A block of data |
------------------------------

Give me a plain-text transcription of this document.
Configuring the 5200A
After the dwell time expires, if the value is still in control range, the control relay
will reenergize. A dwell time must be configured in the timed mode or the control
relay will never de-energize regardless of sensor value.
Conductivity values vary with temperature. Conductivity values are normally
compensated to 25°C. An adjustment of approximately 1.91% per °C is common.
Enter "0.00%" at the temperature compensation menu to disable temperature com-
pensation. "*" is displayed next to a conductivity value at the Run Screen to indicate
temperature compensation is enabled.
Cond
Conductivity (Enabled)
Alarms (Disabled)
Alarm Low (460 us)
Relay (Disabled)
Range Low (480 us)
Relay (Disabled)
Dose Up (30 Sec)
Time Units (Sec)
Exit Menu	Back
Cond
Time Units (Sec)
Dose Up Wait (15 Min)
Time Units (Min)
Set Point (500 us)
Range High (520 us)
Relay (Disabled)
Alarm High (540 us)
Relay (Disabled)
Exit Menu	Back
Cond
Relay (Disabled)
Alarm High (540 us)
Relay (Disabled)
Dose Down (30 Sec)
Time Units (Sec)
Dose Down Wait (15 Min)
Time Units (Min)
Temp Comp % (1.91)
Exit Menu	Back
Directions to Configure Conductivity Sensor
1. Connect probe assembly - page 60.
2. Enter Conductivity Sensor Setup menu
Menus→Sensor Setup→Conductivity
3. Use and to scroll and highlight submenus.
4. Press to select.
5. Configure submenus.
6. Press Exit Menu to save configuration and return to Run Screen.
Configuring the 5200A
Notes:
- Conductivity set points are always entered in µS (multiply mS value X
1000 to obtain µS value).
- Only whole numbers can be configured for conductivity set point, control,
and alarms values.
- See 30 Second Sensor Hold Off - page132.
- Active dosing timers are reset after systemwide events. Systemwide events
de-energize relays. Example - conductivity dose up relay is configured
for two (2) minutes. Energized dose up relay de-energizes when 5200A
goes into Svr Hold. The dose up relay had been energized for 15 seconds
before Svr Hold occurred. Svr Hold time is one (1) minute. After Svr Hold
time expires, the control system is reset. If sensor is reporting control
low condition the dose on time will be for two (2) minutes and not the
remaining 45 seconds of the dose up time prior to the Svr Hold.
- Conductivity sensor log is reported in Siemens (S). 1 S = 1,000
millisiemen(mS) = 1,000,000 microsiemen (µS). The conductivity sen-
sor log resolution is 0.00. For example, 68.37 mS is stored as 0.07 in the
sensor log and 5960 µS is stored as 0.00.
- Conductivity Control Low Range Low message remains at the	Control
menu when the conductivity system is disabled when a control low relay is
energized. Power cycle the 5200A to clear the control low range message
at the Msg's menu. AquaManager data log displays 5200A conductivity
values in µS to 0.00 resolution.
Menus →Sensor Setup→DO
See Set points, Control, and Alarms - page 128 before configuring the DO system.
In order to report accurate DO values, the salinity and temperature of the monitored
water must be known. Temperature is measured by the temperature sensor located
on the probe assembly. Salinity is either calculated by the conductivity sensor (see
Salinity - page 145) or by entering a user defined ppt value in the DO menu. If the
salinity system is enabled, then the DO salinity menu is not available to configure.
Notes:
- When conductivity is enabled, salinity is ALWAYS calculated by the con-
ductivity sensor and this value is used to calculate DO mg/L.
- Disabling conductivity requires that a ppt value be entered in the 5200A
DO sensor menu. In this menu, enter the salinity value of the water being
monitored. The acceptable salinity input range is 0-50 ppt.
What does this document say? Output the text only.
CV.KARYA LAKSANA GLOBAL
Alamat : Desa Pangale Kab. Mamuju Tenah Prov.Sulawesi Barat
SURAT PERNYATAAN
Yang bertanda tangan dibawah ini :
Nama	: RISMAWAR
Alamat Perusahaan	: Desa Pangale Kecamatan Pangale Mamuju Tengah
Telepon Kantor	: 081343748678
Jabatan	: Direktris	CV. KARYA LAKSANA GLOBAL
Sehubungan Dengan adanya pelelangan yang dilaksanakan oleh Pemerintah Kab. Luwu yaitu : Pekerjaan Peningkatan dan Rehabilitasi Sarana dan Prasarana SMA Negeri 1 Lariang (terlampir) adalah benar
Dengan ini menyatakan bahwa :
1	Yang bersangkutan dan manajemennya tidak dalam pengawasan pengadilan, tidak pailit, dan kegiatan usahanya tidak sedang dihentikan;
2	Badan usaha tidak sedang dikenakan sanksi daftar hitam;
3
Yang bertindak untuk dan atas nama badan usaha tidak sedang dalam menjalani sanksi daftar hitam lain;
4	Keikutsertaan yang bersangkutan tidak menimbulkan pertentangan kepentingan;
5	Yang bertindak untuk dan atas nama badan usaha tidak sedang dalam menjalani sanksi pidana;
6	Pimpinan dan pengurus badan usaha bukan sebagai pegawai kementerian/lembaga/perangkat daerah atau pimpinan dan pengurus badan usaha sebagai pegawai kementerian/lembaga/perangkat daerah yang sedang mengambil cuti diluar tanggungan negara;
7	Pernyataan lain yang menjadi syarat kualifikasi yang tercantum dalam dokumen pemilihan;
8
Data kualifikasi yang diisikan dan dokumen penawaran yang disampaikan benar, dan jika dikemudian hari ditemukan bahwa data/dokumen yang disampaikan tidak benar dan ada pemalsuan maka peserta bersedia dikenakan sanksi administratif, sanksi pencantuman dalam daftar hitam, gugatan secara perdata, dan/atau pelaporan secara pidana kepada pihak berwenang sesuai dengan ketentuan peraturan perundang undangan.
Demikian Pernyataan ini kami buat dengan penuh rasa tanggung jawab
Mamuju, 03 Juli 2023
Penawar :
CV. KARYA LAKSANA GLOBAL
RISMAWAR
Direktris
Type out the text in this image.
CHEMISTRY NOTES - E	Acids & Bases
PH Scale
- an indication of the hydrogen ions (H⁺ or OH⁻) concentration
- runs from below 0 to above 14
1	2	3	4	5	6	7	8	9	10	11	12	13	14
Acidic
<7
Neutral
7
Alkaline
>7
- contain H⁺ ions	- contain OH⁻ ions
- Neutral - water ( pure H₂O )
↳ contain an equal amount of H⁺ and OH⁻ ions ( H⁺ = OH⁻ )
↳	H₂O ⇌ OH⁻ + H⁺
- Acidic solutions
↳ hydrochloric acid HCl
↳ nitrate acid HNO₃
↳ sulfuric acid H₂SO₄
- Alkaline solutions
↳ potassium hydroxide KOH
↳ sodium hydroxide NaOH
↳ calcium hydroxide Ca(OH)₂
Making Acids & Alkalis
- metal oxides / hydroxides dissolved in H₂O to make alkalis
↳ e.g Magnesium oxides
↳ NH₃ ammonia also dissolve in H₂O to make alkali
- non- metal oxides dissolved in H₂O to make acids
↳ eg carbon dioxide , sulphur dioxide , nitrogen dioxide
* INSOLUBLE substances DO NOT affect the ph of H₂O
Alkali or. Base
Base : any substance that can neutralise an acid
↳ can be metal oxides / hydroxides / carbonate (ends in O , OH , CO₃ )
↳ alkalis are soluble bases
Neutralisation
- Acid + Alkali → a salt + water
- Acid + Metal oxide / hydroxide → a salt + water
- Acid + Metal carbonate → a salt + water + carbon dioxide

------------------------------

Report how many lines of the data hold the string "make"; give only the number.

3